***** Extracted data

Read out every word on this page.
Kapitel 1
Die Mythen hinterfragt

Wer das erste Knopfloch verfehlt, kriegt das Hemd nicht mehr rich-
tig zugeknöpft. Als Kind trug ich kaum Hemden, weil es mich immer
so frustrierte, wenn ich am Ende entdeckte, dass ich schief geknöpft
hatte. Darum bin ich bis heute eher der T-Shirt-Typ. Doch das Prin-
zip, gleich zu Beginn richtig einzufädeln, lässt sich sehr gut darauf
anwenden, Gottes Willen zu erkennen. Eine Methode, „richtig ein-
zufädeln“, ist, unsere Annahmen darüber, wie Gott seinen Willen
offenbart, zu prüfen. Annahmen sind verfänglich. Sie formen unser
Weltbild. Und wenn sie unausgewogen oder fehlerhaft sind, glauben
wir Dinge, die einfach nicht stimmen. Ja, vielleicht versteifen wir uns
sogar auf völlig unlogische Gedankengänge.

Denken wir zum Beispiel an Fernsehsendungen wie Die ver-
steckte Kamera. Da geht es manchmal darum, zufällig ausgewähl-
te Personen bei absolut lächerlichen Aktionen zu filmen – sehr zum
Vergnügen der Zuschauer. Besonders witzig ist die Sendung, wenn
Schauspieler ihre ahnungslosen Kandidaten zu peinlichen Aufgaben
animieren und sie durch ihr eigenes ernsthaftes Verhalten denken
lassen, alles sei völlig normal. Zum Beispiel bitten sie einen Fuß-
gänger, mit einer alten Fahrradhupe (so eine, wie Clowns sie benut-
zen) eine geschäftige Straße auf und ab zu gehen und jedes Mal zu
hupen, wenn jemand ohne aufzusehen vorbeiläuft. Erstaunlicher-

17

**********

= Your objective =
Each line of the data should be reproduced exactly as it appears.

= Task answer =
Read out every word on this page.
Kapitel 1
Die Mythen hinterfragt

Wer das erste Knopfloch verfehlt, kriegt das Hemd nicht mehr rich-
tig zugeknöpft. Als Kind trug ich kaum Hemden, weil es mich immer
so frustrierte, wenn ich am Ende entdeckte, dass ich schief geknöpft
hatte. Darum bin ich bis heute eher der T-Shirt-Typ. Doch das Prin-
zip, gleich zu Beginn richtig einzufädeln, lässt sich sehr gut darauf
anwenden, Gottes Willen zu erkennen. Eine Methode, „richtig ein-
zufädeln“, ist, unsere Annahmen darüber, wie Gott seinen Willen
offenbart, zu prüfen. Annahmen sind verfänglich. Sie formen unser
Weltbild. Und wenn sie unausgewogen oder fehlerhaft sind, glauben
wir Dinge, die einfach nicht stimmen. Ja, vielleicht versteifen wir uns
sogar auf völlig unlogische Gedankengänge.

Denken wir zum Beispiel an Fernsehsendungen wie Die ver-
steckte Kamera. Da geht es manchmal darum, zufällig ausgewähl-
te Personen bei absolut lächerlichen Aktionen zu filmen – sehr zum
Vergnügen der Zuschauer. Besonders witzig ist die Sendung, wenn
Schauspieler ihre ahnungslosen Kandidaten zu peinlichen Aufgaben
animieren und sie durch ihr eigenes ernsthaftes Verhalten denken
lassen, alles sei völlig normal. Zum Beispiel bitten sie einen Fuß-
gänger, mit einer alten Fahrradhupe (so eine, wie Clowns sie benut-
zen) eine geschäftige Straße auf und ab zu gehen und jedes Mal zu
hupen, wenn jemand ohne aufzusehen vorbeiläuft. Erstaunlicher-

17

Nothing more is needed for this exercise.